Description of the task
Leaving out the pictures, transcribe all of the records faithfully.

= = =

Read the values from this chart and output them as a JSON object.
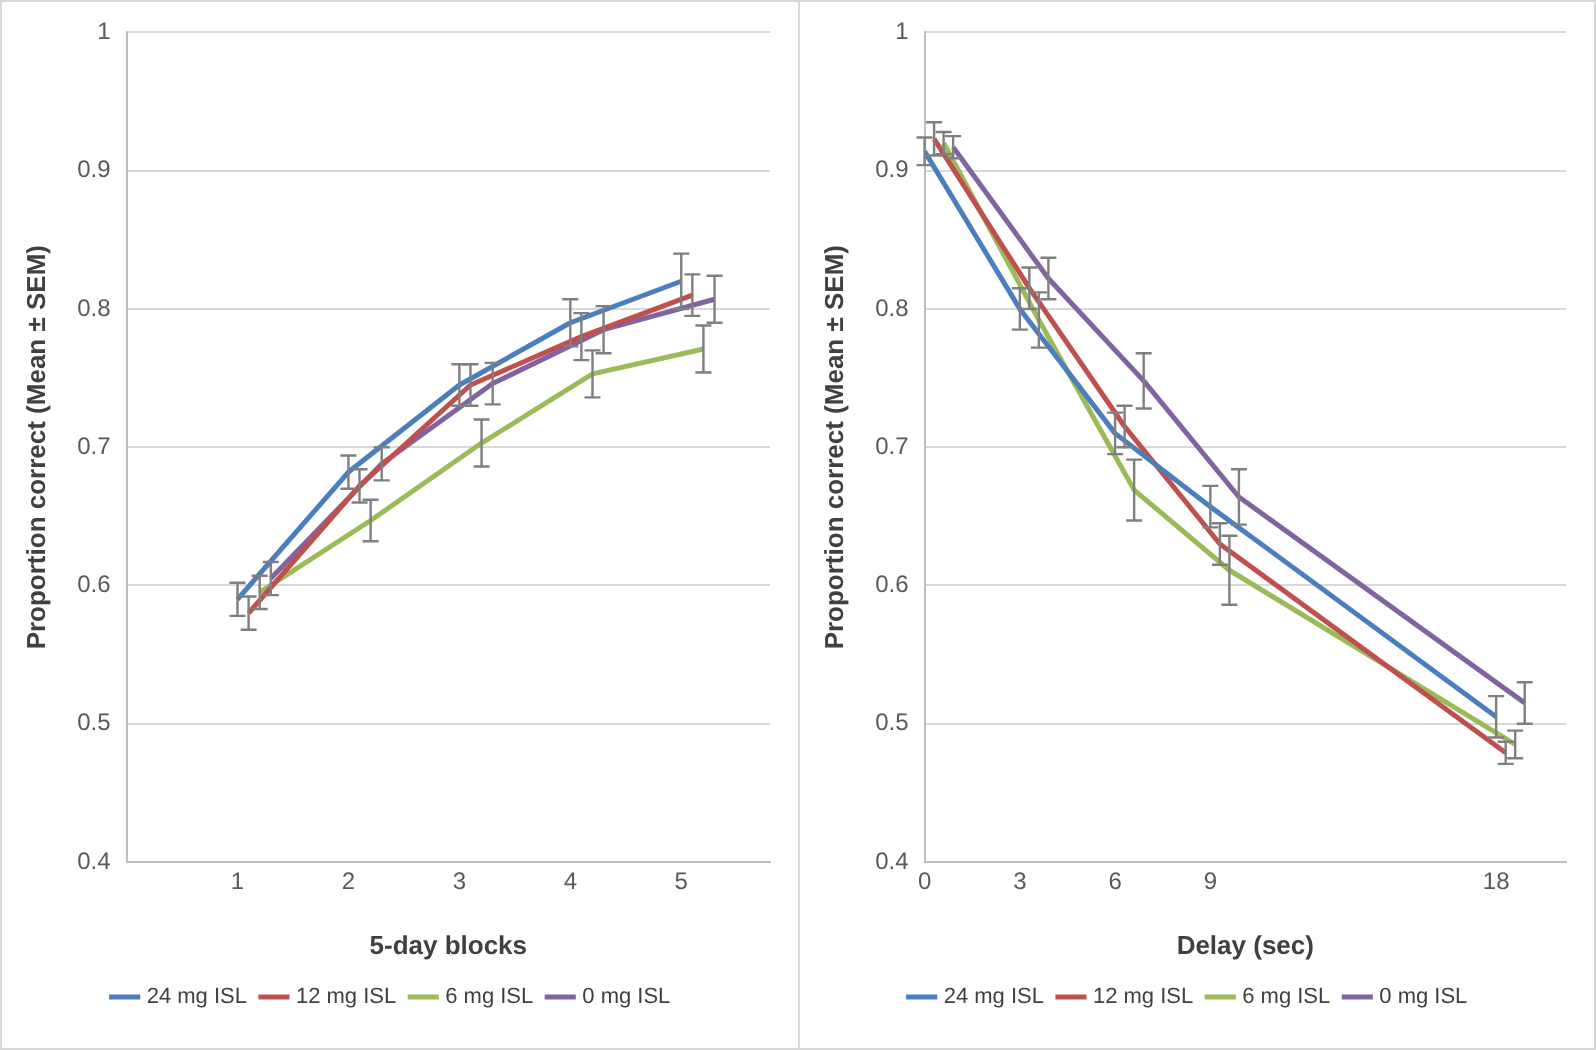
{
  "chart_data": [
    {
      "type": "line",
      "xlabel": "5-day blocks",
      "ylabel": "Proportion correct (Mean ± SEM)",
      "xlim": [
        0,
        5.8
      ],
      "xticks": [
        1,
        2,
        3,
        4,
        5
      ],
      "ylim": [
        0.4,
        1
      ],
      "yticks": [
        0.4,
        0.5,
        0.6,
        0.7,
        0.8,
        0.9,
        1
      ],
      "grid": "y",
      "legend": "bottom",
      "marker": "none",
      "line_style": "solid",
      "series": [
        {
          "name": "24 mg ISL",
          "color": "#4a7ebf",
          "x": [
            1,
            2,
            3,
            4,
            5
          ],
          "values": [
            0.59,
            0.682,
            0.745,
            0.79,
            0.82
          ],
          "errors": [
            0.012,
            0.012,
            0.015,
            0.017,
            0.02
          ]
        },
        {
          "name": "12 mg ISL",
          "color": "#c0504d",
          "x": [
            1.1,
            2.1,
            3.1,
            4.1,
            5.1
          ],
          "values": [
            0.58,
            0.672,
            0.745,
            0.78,
            0.81
          ],
          "errors": [
            0.012,
            0.012,
            0.015,
            0.017,
            0.015
          ]
        },
        {
          "name": "6 mg ISL",
          "color": "#9bbb59",
          "x": [
            1.2,
            2.2,
            3.2,
            4.2,
            5.2
          ],
          "values": [
            0.595,
            0.647,
            0.703,
            0.753,
            0.771
          ],
          "errors": [
            0.012,
            0.015,
            0.017,
            0.017,
            0.017
          ]
        },
        {
          "name": "0 mg ISL",
          "color": "#8064a2",
          "x": [
            1.3,
            2.3,
            3.3,
            4.3,
            5.3
          ],
          "values": [
            0.605,
            0.688,
            0.746,
            0.785,
            0.807
          ],
          "errors": [
            0.012,
            0.012,
            0.015,
            0.017,
            0.017
          ]
        }
      ]
    },
    {
      "type": "line",
      "xlabel": "Delay (sec)",
      "ylabel": "Proportion correct (Mean ± SEM)",
      "xlim": [
        0,
        20.2
      ],
      "xticks": [
        0,
        3,
        6,
        9,
        18
      ],
      "ylim": [
        0.4,
        1
      ],
      "yticks": [
        0.4,
        0.5,
        0.6,
        0.7,
        0.8,
        0.9,
        1
      ],
      "grid": "y",
      "legend": "bottom",
      "marker": "none",
      "line_style": "solid",
      "series": [
        {
          "name": "24 mg ISL",
          "color": "#4a7ebf",
          "x": [
            0,
            3,
            6,
            9,
            18
          ],
          "values": [
            0.914,
            0.8,
            0.71,
            0.657,
            0.505
          ],
          "errors": [
            0.01,
            0.015,
            0.015,
            0.015,
            0.015
          ]
        },
        {
          "name": "12 mg ISL",
          "color": "#c0504d",
          "x": [
            0.3,
            3.3,
            6.3,
            9.3,
            18.3
          ],
          "values": [
            0.923,
            0.815,
            0.715,
            0.63,
            0.479
          ],
          "errors": [
            0.012,
            0.015,
            0.015,
            0.015,
            0.008
          ]
        },
        {
          "name": "6 mg ISL",
          "color": "#9bbb59",
          "x": [
            0.6,
            3.6,
            6.6,
            9.6,
            18.6
          ],
          "values": [
            0.92,
            0.792,
            0.669,
            0.611,
            0.485
          ],
          "errors": [
            0.008,
            0.02,
            0.022,
            0.025,
            0.01
          ]
        },
        {
          "name": "0 mg ISL",
          "color": "#8064a2",
          "x": [
            0.9,
            3.9,
            6.9,
            9.9,
            18.9
          ],
          "values": [
            0.917,
            0.822,
            0.748,
            0.664,
            0.515
          ],
          "errors": [
            0.008,
            0.015,
            0.02,
            0.02,
            0.015
          ]
        }
      ]
    }
  ]
}
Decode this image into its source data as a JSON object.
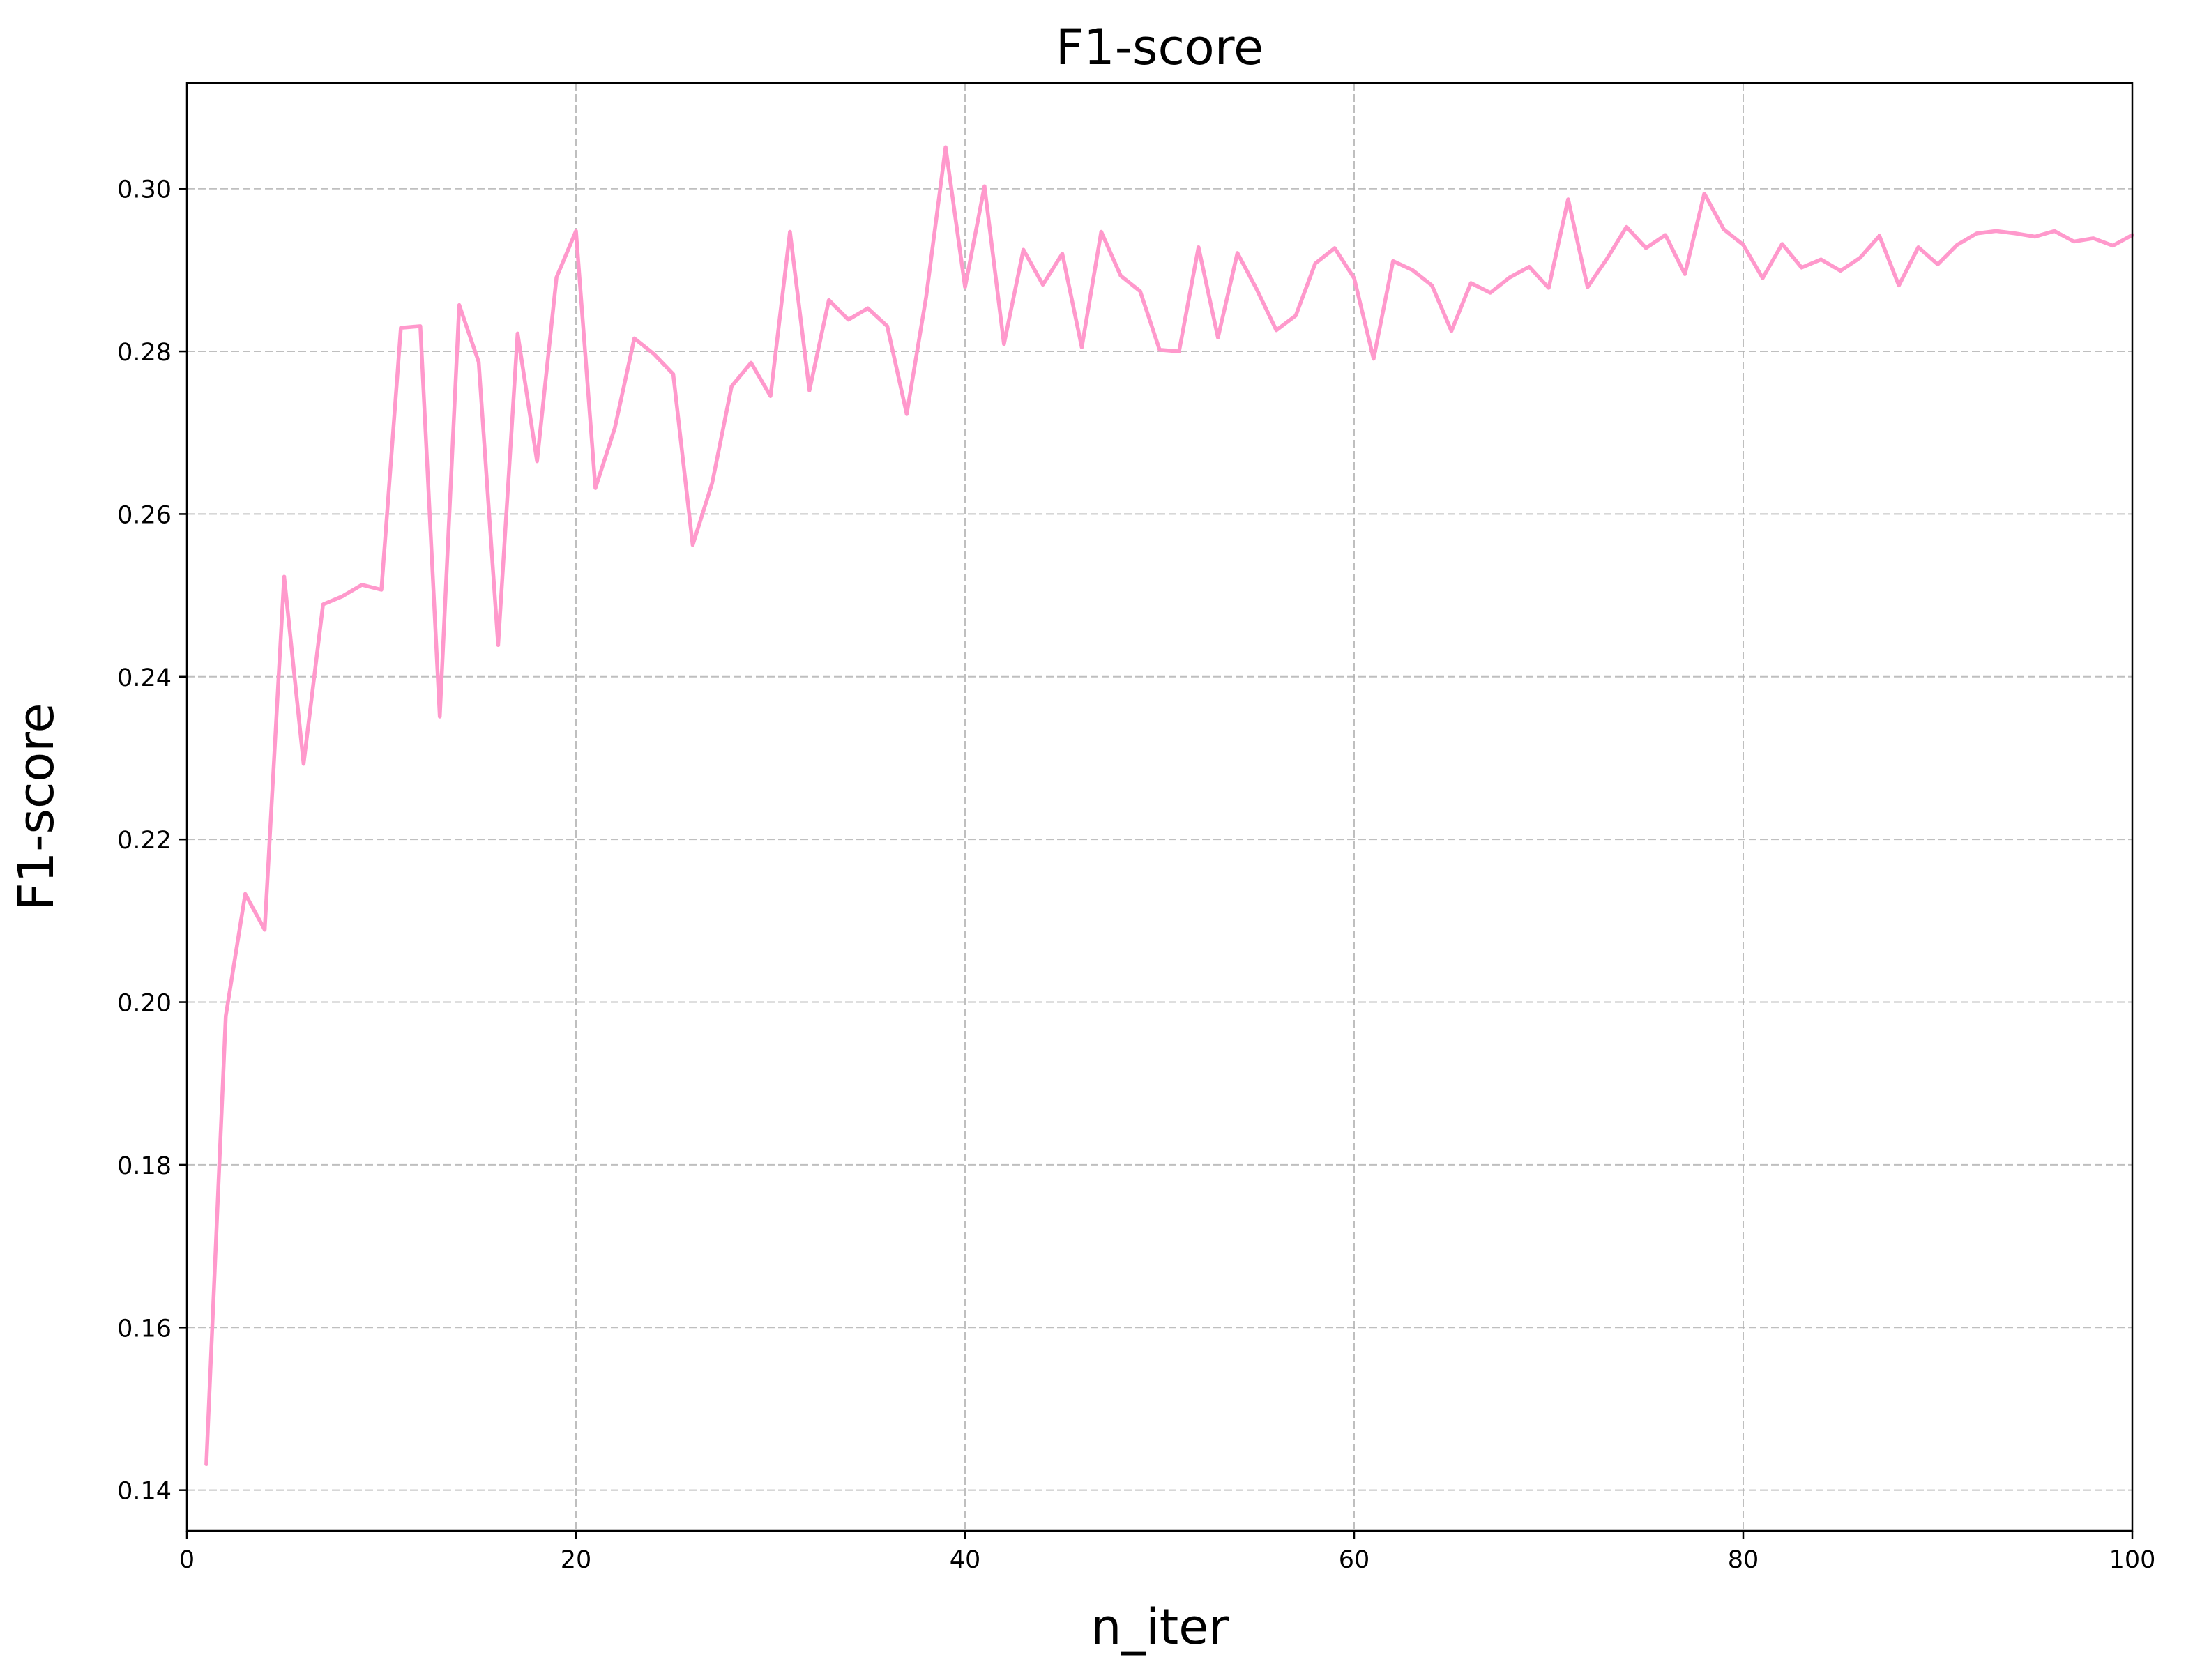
{
  "chart_data": {
    "type": "line",
    "title": "F1-score",
    "xlabel": "n_iter",
    "ylabel": "F1-score",
    "xlim": [
      0,
      100
    ],
    "ylim": [
      0.135,
      0.313
    ],
    "xticks": [
      0,
      20,
      40,
      60,
      80,
      100
    ],
    "xtick_labels": [
      "0",
      "20",
      "40",
      "60",
      "80",
      "100"
    ],
    "yticks": [
      0.14,
      0.16,
      0.18,
      0.2,
      0.22,
      0.24,
      0.26,
      0.28,
      0.3
    ],
    "ytick_labels": [
      "0.14",
      "0.16",
      "0.18",
      "0.20",
      "0.22",
      "0.24",
      "0.26",
      "0.28",
      "0.30"
    ],
    "grid": true,
    "series": [
      {
        "color": "#ff99cc",
        "x": [
          1,
          2,
          3,
          4,
          5,
          6,
          7,
          8,
          9,
          10,
          11,
          12,
          13,
          14,
          15,
          16,
          17,
          18,
          19,
          20,
          21,
          22,
          23,
          24,
          25,
          26,
          27,
          28,
          29,
          30,
          31,
          32,
          33,
          34,
          35,
          36,
          37,
          38,
          39,
          40,
          41,
          42,
          43,
          44,
          45,
          46,
          47,
          48,
          49,
          50,
          51,
          52,
          53,
          54,
          55,
          56,
          57,
          58,
          59,
          60,
          61,
          62,
          63,
          64,
          65,
          66,
          67,
          68,
          69,
          70,
          71,
          72,
          73,
          74,
          75,
          76,
          77,
          78,
          79,
          80,
          81,
          82,
          83,
          84,
          85,
          86,
          87,
          88,
          89,
          90,
          91,
          92,
          93,
          94,
          95,
          96,
          97,
          98,
          99,
          100
        ],
        "y": [
          0.1432,
          0.1983,
          0.2133,
          0.2089,
          0.2523,
          0.2293,
          0.2489,
          0.2499,
          0.2513,
          0.2507,
          0.2829,
          0.2831,
          0.2351,
          0.2857,
          0.2787,
          0.2439,
          0.2822,
          0.2665,
          0.2891,
          0.2948,
          0.2632,
          0.2706,
          0.2816,
          0.2797,
          0.2772,
          0.2562,
          0.2638,
          0.2757,
          0.2786,
          0.2745,
          0.2947,
          0.2752,
          0.2863,
          0.2839,
          0.2853,
          0.2831,
          0.2723,
          0.2867,
          0.3051,
          0.2879,
          0.3003,
          0.2809,
          0.2925,
          0.2882,
          0.292,
          0.2805,
          0.2947,
          0.2893,
          0.2874,
          0.2802,
          0.28,
          0.2928,
          0.2817,
          0.2921,
          0.2876,
          0.2826,
          0.2844,
          0.2908,
          0.2927,
          0.289,
          0.2791,
          0.2911,
          0.29,
          0.2881,
          0.2825,
          0.2884,
          0.2872,
          0.2891,
          0.2904,
          0.2878,
          0.2987,
          0.2879,
          0.2914,
          0.2953,
          0.2927,
          0.2943,
          0.2895,
          0.2994,
          0.295,
          0.2931,
          0.289,
          0.2932,
          0.2903,
          0.2913,
          0.2899,
          0.2915,
          0.2942,
          0.2881,
          0.2928,
          0.2907,
          0.2931,
          0.2945,
          0.2948,
          0.2945,
          0.2941,
          0.2948,
          0.2935,
          0.2939,
          0.293,
          0.2943
        ]
      }
    ]
  }
}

= = =

Correct answer
Read the values from this chart and output them as a JSON object.
{
  "chart_data": [
    {
      "type": "line",
      "xlabel": "5-day blocks",
      "ylabel": "Proportion correct (Mean ± SEM)",
      "xlim": [
        0,
        5.8
      ],
      "xticks": [
        1,
        2,
        3,
        4,
        5
      ],
      "ylim": [
        0.4,
        1
      ],
      "yticks": [
        0.4,
        0.5,
        0.6,
        0.7,
        0.8,
        0.9,
        1
      ],
      "grid": "y",
      "legend": "bottom",
      "marker": "none",
      "line_style": "solid",
      "series": [
        {
          "name": "24 mg ISL",
          "color": "#4a7ebf",
          "x": [
            1,
            2,
            3,
            4,
            5
          ],
          "values": [
            0.59,
            0.682,
            0.745,
            0.79,
            0.82
          ],
          "errors": [
            0.012,
            0.012,
            0.015,
            0.017,
            0.02
          ]
        },
        {
          "name": "12 mg ISL",
          "color": "#c0504d",
          "x": [
            1.1,
            2.1,
            3.1,
            4.1,
            5.1
          ],
          "values": [
            0.58,
            0.672,
            0.745,
            0.78,
            0.81
          ],
          "errors": [
            0.012,
            0.012,
            0.015,
            0.017,
            0.015
          ]
        },
        {
          "name": "6 mg ISL",
          "color": "#9bbb59",
          "x": [
            1.2,
            2.2,
            3.2,
            4.2,
            5.2
          ],
          "values": [
            0.595,
            0.647,
            0.703,
            0.753,
            0.771
          ],
          "errors": [
            0.012,
            0.015,
            0.017,
            0.017,
            0.017
          ]
        },
        {
          "name": "0 mg ISL",
          "color": "#8064a2",
          "x": [
            1.3,
            2.3,
            3.3,
            4.3,
            5.3
          ],
          "values": [
            0.605,
            0.688,
            0.746,
            0.785,
            0.807
          ],
          "errors": [
            0.012,
            0.012,
            0.015,
            0.017,
            0.017
          ]
        }
      ]
    },
    {
      "type": "line",
      "xlabel": "Delay (sec)",
      "ylabel": "Proportion correct (Mean ± SEM)",
      "xlim": [
        0,
        20.2
      ],
      "xticks": [
        0,
        3,
        6,
        9,
        18
      ],
      "ylim": [
        0.4,
        1
      ],
      "yticks": [
        0.4,
        0.5,
        0.6,
        0.7,
        0.8,
        0.9,
        1
      ],
      "grid": "y",
      "legend": "bottom",
      "marker": "none",
      "line_style": "solid",
      "series": [
        {
          "name": "24 mg ISL",
          "color": "#4a7ebf",
          "x": [
            0,
            3,
            6,
            9,
            18
          ],
          "values": [
            0.914,
            0.8,
            0.71,
            0.657,
            0.505
          ],
          "errors": [
            0.01,
            0.015,
            0.015,
            0.015,
            0.015
          ]
        },
        {
          "name": "12 mg ISL",
          "color": "#c0504d",
          "x": [
            0.3,
            3.3,
            6.3,
            9.3,
            18.3
          ],
          "values": [
            0.923,
            0.815,
            0.715,
            0.63,
            0.479
          ],
          "errors": [
            0.012,
            0.015,
            0.015,
            0.015,
            0.008
          ]
        },
        {
          "name": "6 mg ISL",
          "color": "#9bbb59",
          "x": [
            0.6,
            3.6,
            6.6,
            9.6,
            18.6
          ],
          "values": [
            0.92,
            0.792,
            0.669,
            0.611,
            0.485
          ],
          "errors": [
            0.008,
            0.02,
            0.022,
            0.025,
            0.01
          ]
        },
        {
          "name": "0 mg ISL",
          "color": "#8064a2",
          "x": [
            0.9,
            3.9,
            6.9,
            9.9,
            18.9
          ],
          "values": [
            0.917,
            0.822,
            0.748,
            0.664,
            0.515
          ],
          "errors": [
            0.008,
            0.015,
            0.02,
            0.02,
            0.015
          ]
        }
      ]
    }
  ]
}
Decode this image into its source data as a JSON object.
{
  "chart_data": {
    "type": "line",
    "title": "F1-score",
    "xlabel": "n_iter",
    "ylabel": "F1-score",
    "xlim": [
      0,
      100
    ],
    "ylim": [
      0.135,
      0.313
    ],
    "xticks": [
      0,
      20,
      40,
      60,
      80,
      100
    ],
    "xtick_labels": [
      "0",
      "20",
      "40",
      "60",
      "80",
      "100"
    ],
    "yticks": [
      0.14,
      0.16,
      0.18,
      0.2,
      0.22,
      0.24,
      0.26,
      0.28,
      0.3
    ],
    "ytick_labels": [
      "0.14",
      "0.16",
      "0.18",
      "0.20",
      "0.22",
      "0.24",
      "0.26",
      "0.28",
      "0.30"
    ],
    "grid": true,
    "series": [
      {
        "color": "#ff99cc",
        "x": [
          1,
          2,
          3,
          4,
          5,
          6,
          7,
          8,
          9,
          10,
          11,
          12,
          13,
          14,
          15,
          16,
          17,
          18,
          19,
          20,
          21,
          22,
          23,
          24,
          25,
          26,
          27,
          28,
          29,
          30,
          31,
          32,
          33,
          34,
          35,
          36,
          37,
          38,
          39,
          40,
          41,
          42,
          43,
          44,
          45,
          46,
          47,
          48,
          49,
          50,
          51,
          52,
          53,
          54,
          55,
          56,
          57,
          58,
          59,
          60,
          61,
          62,
          63,
          64,
          65,
          66,
          67,
          68,
          69,
          70,
          71,
          72,
          73,
          74,
          75,
          76,
          77,
          78,
          79,
          80,
          81,
          82,
          83,
          84,
          85,
          86,
          87,
          88,
          89,
          90,
          91,
          92,
          93,
          94,
          95,
          96,
          97,
          98,
          99,
          100
        ],
        "y": [
          0.1432,
          0.1983,
          0.2133,
          0.2089,
          0.2523,
          0.2293,
          0.2489,
          0.2499,
          0.2513,
          0.2507,
          0.2829,
          0.2831,
          0.2351,
          0.2857,
          0.2787,
          0.2439,
          0.2822,
          0.2665,
          0.2891,
          0.2948,
          0.2632,
          0.2706,
          0.2816,
          0.2797,
          0.2772,
          0.2562,
          0.2638,
          0.2757,
          0.2786,
          0.2745,
          0.2947,
          0.2752,
          0.2863,
          0.2839,
          0.2853,
          0.2831,
          0.2723,
          0.2867,
          0.3051,
          0.2879,
          0.3003,
          0.2809,
          0.2925,
          0.2882,
          0.292,
          0.2805,
          0.2947,
          0.2893,
          0.2874,
          0.2802,
          0.28,
          0.2928,
          0.2817,
          0.2921,
          0.2876,
          0.2826,
          0.2844,
          0.2908,
          0.2927,
          0.289,
          0.2791,
          0.2911,
          0.29,
          0.2881,
          0.2825,
          0.2884,
          0.2872,
          0.2891,
          0.2904,
          0.2878,
          0.2987,
          0.2879,
          0.2914,
          0.2953,
          0.2927,
          0.2943,
          0.2895,
          0.2994,
          0.295,
          0.2931,
          0.289,
          0.2932,
          0.2903,
          0.2913,
          0.2899,
          0.2915,
          0.2942,
          0.2881,
          0.2928,
          0.2907,
          0.2931,
          0.2945,
          0.2948,
          0.2945,
          0.2941,
          0.2948,
          0.2935,
          0.2939,
          0.293,
          0.2943
        ]
      }
    ]
  }
}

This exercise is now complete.